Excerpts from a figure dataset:
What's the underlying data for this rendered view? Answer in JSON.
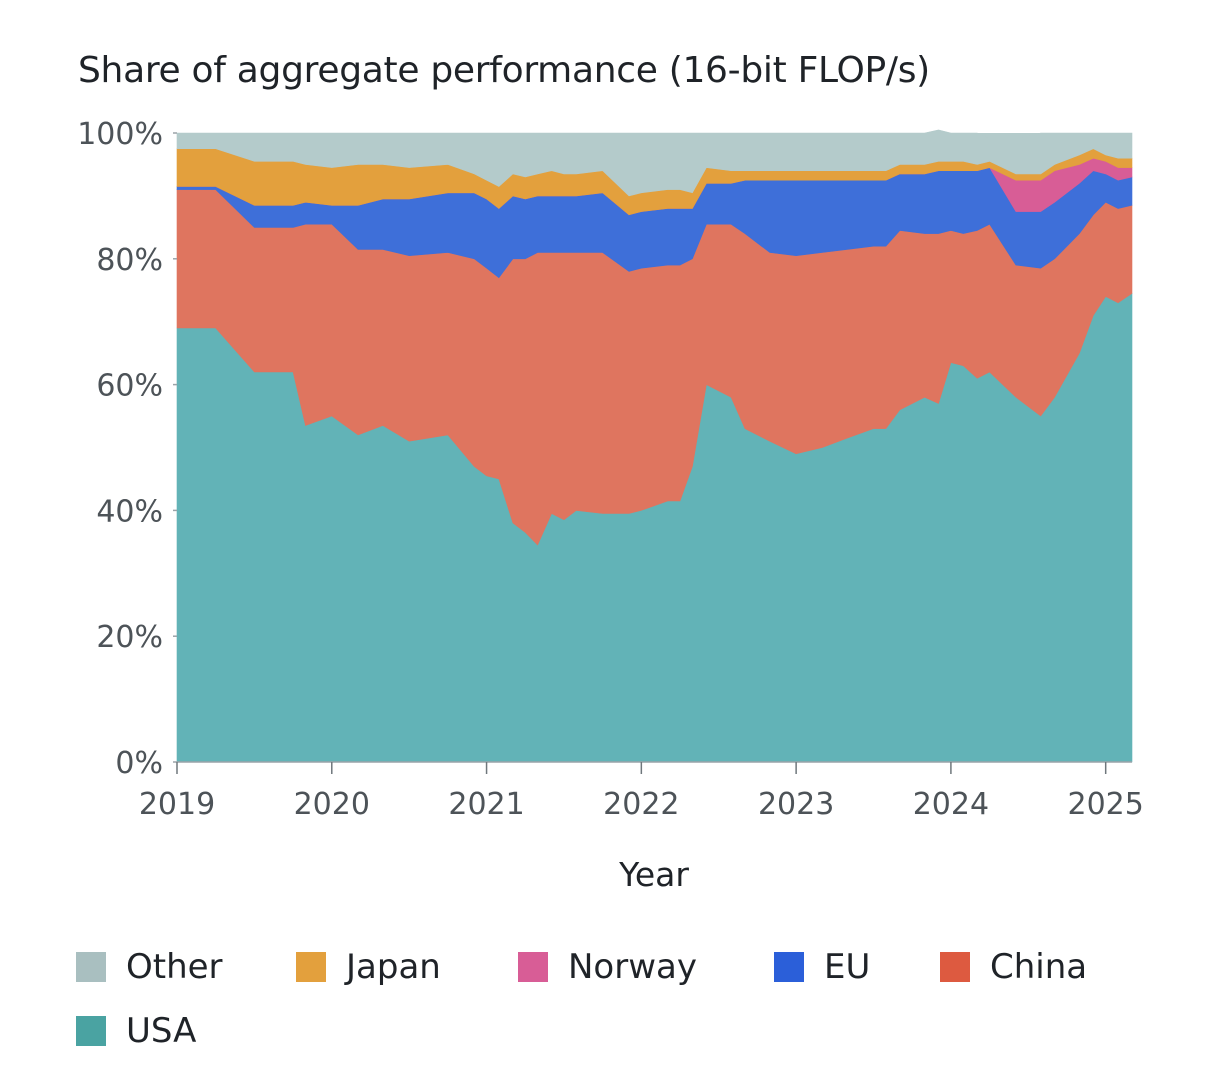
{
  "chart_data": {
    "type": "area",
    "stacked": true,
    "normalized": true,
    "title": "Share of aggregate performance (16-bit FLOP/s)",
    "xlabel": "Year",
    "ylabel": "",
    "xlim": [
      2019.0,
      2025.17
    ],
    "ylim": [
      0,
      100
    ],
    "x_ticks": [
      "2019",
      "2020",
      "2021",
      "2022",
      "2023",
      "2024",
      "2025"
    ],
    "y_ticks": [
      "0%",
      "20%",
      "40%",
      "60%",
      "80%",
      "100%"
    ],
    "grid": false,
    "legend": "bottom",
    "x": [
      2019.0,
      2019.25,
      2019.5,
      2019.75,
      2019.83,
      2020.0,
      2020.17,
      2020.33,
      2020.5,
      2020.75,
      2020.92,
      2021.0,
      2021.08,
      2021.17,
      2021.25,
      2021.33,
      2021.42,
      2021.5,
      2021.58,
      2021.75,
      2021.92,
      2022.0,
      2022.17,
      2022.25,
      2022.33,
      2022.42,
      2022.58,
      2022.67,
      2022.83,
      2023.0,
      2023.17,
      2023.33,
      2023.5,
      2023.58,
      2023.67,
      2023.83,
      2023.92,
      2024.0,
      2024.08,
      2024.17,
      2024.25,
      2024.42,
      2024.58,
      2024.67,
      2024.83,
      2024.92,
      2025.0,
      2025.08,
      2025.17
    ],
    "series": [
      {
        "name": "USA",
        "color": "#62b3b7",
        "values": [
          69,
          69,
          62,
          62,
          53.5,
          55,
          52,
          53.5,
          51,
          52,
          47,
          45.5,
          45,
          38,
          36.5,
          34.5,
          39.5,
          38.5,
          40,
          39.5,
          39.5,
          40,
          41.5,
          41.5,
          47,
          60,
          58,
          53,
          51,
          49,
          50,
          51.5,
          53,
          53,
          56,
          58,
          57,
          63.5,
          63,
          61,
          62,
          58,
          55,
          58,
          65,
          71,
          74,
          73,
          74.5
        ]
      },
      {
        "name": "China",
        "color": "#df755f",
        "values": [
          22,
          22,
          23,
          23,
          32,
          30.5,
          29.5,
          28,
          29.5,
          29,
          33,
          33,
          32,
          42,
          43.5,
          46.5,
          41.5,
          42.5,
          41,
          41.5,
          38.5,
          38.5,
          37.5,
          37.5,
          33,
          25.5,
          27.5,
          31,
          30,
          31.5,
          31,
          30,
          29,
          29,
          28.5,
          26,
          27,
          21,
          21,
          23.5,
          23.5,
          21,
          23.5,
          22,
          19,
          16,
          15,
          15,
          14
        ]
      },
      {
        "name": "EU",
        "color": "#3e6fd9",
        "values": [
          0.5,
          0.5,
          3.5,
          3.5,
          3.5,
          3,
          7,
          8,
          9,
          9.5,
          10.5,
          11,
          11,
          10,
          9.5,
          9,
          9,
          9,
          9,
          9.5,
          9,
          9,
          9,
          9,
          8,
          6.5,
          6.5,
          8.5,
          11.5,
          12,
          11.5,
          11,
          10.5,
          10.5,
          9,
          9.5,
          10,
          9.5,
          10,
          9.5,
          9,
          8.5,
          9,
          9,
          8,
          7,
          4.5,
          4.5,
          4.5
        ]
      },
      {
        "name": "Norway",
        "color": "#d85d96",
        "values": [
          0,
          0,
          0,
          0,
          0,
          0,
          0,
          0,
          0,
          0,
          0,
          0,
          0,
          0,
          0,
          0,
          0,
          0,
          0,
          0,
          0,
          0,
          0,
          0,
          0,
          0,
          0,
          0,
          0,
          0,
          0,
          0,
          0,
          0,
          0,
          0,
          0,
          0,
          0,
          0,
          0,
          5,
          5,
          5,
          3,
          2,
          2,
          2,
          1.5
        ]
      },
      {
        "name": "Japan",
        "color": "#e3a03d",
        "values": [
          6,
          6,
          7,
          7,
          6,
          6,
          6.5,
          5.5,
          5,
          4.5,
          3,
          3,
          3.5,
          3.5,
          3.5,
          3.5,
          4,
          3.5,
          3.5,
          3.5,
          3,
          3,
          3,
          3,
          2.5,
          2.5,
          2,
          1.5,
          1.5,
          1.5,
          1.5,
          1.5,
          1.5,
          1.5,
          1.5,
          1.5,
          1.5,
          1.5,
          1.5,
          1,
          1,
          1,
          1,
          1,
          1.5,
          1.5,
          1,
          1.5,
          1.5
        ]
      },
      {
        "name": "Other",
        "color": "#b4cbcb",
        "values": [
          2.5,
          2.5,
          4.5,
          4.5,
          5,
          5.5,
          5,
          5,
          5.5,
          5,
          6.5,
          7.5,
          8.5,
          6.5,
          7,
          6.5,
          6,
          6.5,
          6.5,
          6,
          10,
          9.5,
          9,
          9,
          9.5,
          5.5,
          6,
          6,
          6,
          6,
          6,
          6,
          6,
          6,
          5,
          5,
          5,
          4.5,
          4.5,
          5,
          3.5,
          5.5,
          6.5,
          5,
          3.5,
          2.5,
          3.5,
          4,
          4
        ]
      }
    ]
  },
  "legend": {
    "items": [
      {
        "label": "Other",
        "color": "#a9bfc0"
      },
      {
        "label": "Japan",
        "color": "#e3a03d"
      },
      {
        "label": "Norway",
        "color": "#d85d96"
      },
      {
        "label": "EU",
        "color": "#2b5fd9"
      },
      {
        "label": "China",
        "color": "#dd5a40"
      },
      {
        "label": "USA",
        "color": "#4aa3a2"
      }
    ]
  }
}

:: Task directions ::
Set down the records in full and exactly. Do not carry over any image.

:: Worked solution ::
What's the underlying data for this rendered view? Answer in JSON.
{
  "chart_data": {
    "type": "area",
    "stacked": true,
    "normalized": true,
    "title": "Share of aggregate performance (16-bit FLOP/s)",
    "xlabel": "Year",
    "ylabel": "",
    "xlim": [
      2019.0,
      2025.17
    ],
    "ylim": [
      0,
      100
    ],
    "x_ticks": [
      "2019",
      "2020",
      "2021",
      "2022",
      "2023",
      "2024",
      "2025"
    ],
    "y_ticks": [
      "0%",
      "20%",
      "40%",
      "60%",
      "80%",
      "100%"
    ],
    "grid": false,
    "legend": "bottom",
    "x": [
      2019.0,
      2019.25,
      2019.5,
      2019.75,
      2019.83,
      2020.0,
      2020.17,
      2020.33,
      2020.5,
      2020.75,
      2020.92,
      2021.0,
      2021.08,
      2021.17,
      2021.25,
      2021.33,
      2021.42,
      2021.5,
      2021.58,
      2021.75,
      2021.92,
      2022.0,
      2022.17,
      2022.25,
      2022.33,
      2022.42,
      2022.58,
      2022.67,
      2022.83,
      2023.0,
      2023.17,
      2023.33,
      2023.5,
      2023.58,
      2023.67,
      2023.83,
      2023.92,
      2024.0,
      2024.08,
      2024.17,
      2024.25,
      2024.42,
      2024.58,
      2024.67,
      2024.83,
      2024.92,
      2025.0,
      2025.08,
      2025.17
    ],
    "series": [
      {
        "name": "USA",
        "color": "#62b3b7",
        "values": [
          69,
          69,
          62,
          62,
          53.5,
          55,
          52,
          53.5,
          51,
          52,
          47,
          45.5,
          45,
          38,
          36.5,
          34.5,
          39.5,
          38.5,
          40,
          39.5,
          39.5,
          40,
          41.5,
          41.5,
          47,
          60,
          58,
          53,
          51,
          49,
          50,
          51.5,
          53,
          53,
          56,
          58,
          57,
          63.5,
          63,
          61,
          62,
          58,
          55,
          58,
          65,
          71,
          74,
          73,
          74.5
        ]
      },
      {
        "name": "China",
        "color": "#df755f",
        "values": [
          22,
          22,
          23,
          23,
          32,
          30.5,
          29.5,
          28,
          29.5,
          29,
          33,
          33,
          32,
          42,
          43.5,
          46.5,
          41.5,
          42.5,
          41,
          41.5,
          38.5,
          38.5,
          37.5,
          37.5,
          33,
          25.5,
          27.5,
          31,
          30,
          31.5,
          31,
          30,
          29,
          29,
          28.5,
          26,
          27,
          21,
          21,
          23.5,
          23.5,
          21,
          23.5,
          22,
          19,
          16,
          15,
          15,
          14
        ]
      },
      {
        "name": "EU",
        "color": "#3e6fd9",
        "values": [
          0.5,
          0.5,
          3.5,
          3.5,
          3.5,
          3,
          7,
          8,
          9,
          9.5,
          10.5,
          11,
          11,
          10,
          9.5,
          9,
          9,
          9,
          9,
          9.5,
          9,
          9,
          9,
          9,
          8,
          6.5,
          6.5,
          8.5,
          11.5,
          12,
          11.5,
          11,
          10.5,
          10.5,
          9,
          9.5,
          10,
          9.5,
          10,
          9.5,
          9,
          8.5,
          9,
          9,
          8,
          7,
          4.5,
          4.5,
          4.5
        ]
      },
      {
        "name": "Norway",
        "color": "#d85d96",
        "values": [
          0,
          0,
          0,
          0,
          0,
          0,
          0,
          0,
          0,
          0,
          0,
          0,
          0,
          0,
          0,
          0,
          0,
          0,
          0,
          0,
          0,
          0,
          0,
          0,
          0,
          0,
          0,
          0,
          0,
          0,
          0,
          0,
          0,
          0,
          0,
          0,
          0,
          0,
          0,
          0,
          0,
          5,
          5,
          5,
          3,
          2,
          2,
          2,
          1.5
        ]
      },
      {
        "name": "Japan",
        "color": "#e3a03d",
        "values": [
          6,
          6,
          7,
          7,
          6,
          6,
          6.5,
          5.5,
          5,
          4.5,
          3,
          3,
          3.5,
          3.5,
          3.5,
          3.5,
          4,
          3.5,
          3.5,
          3.5,
          3,
          3,
          3,
          3,
          2.5,
          2.5,
          2,
          1.5,
          1.5,
          1.5,
          1.5,
          1.5,
          1.5,
          1.5,
          1.5,
          1.5,
          1.5,
          1.5,
          1.5,
          1,
          1,
          1,
          1,
          1,
          1.5,
          1.5,
          1,
          1.5,
          1.5
        ]
      },
      {
        "name": "Other",
        "color": "#b4cbcb",
        "values": [
          2.5,
          2.5,
          4.5,
          4.5,
          5,
          5.5,
          5,
          5,
          5.5,
          5,
          6.5,
          7.5,
          8.5,
          6.5,
          7,
          6.5,
          6,
          6.5,
          6.5,
          6,
          10,
          9.5,
          9,
          9,
          9.5,
          5.5,
          6,
          6,
          6,
          6,
          6,
          6,
          6,
          6,
          5,
          5,
          5,
          4.5,
          4.5,
          5,
          3.5,
          5.5,
          6.5,
          5,
          3.5,
          2.5,
          3.5,
          4,
          4
        ]
      }
    ]
  },
  "legend": {
    "items": [
      {
        "label": "Other",
        "color": "#a9bfc0"
      },
      {
        "label": "Japan",
        "color": "#e3a03d"
      },
      {
        "label": "Norway",
        "color": "#d85d96"
      },
      {
        "label": "EU",
        "color": "#2b5fd9"
      },
      {
        "label": "China",
        "color": "#dd5a40"
      },
      {
        "label": "USA",
        "color": "#4aa3a2"
      }
    ]
  }
}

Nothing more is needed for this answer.